• _What is asked_
Count the lines in the records below that contain the string "axis", treating uppercase and lowercase as different, and give only the number.
--- begin Data to use ---
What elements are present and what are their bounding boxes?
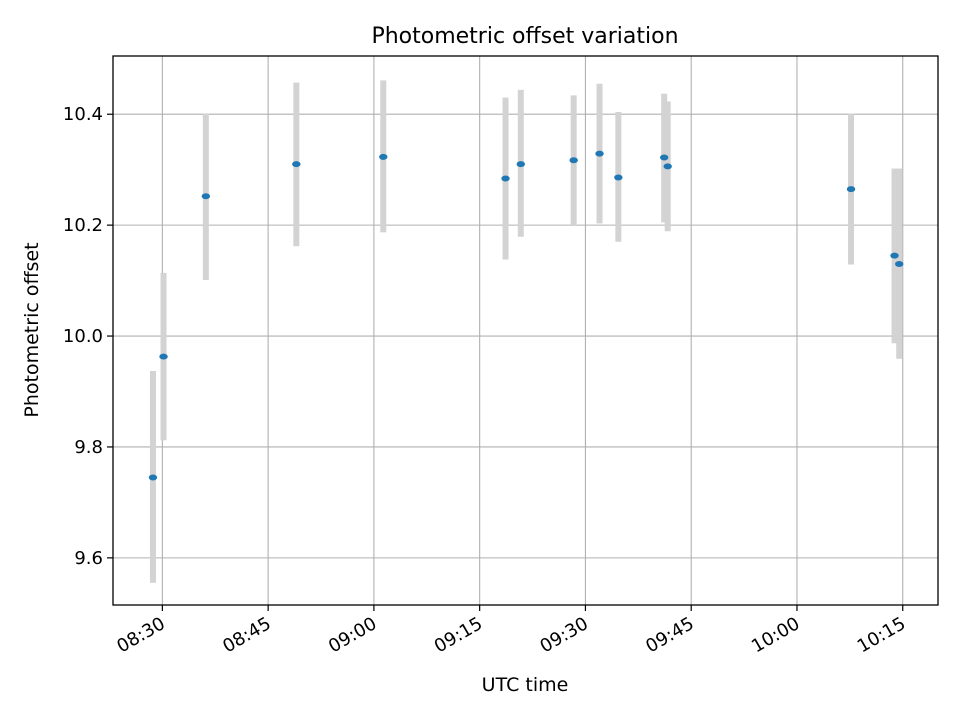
y-axis-label: Photometric offset: [21, 242, 43, 417]
grid: [113, 56, 938, 605]
data-point: [569, 157, 578, 164]
data-point: [659, 154, 669, 161]
data-point: [895, 260, 904, 267]
data-point: [846, 186, 856, 193]
chart-title: Photometric offset variation: [371, 24, 678, 49]
data-point: [516, 161, 525, 168]
data-points: [148, 150, 904, 481]
data-point: [595, 150, 604, 157]
x-axis-label: UTC time: [482, 674, 569, 696]
data-point: [890, 252, 899, 259]
y-tick-label: 9.8: [74, 437, 103, 458]
y-tick-label: 9.6: [74, 548, 103, 569]
data-point: [159, 353, 168, 360]
plot-frame: [112, 55, 939, 606]
data-point: [201, 193, 211, 200]
data-point: [614, 174, 623, 181]
data-point: [663, 163, 672, 170]
y-tick-label: 10.4: [63, 104, 103, 125]
data-point: [379, 153, 388, 160]
y-axis-ticks: 9.6 9.8 10.0 10.2 10.4: [63, 104, 113, 569]
y-tick-label: 10.0: [63, 326, 103, 347]
y-tick-label: 10.2: [63, 215, 103, 236]
data-point: [292, 161, 301, 168]
data-point: [501, 175, 510, 182]
data-point: [148, 474, 158, 481]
--- end Data to use ---
• _Solution to this exercise_
3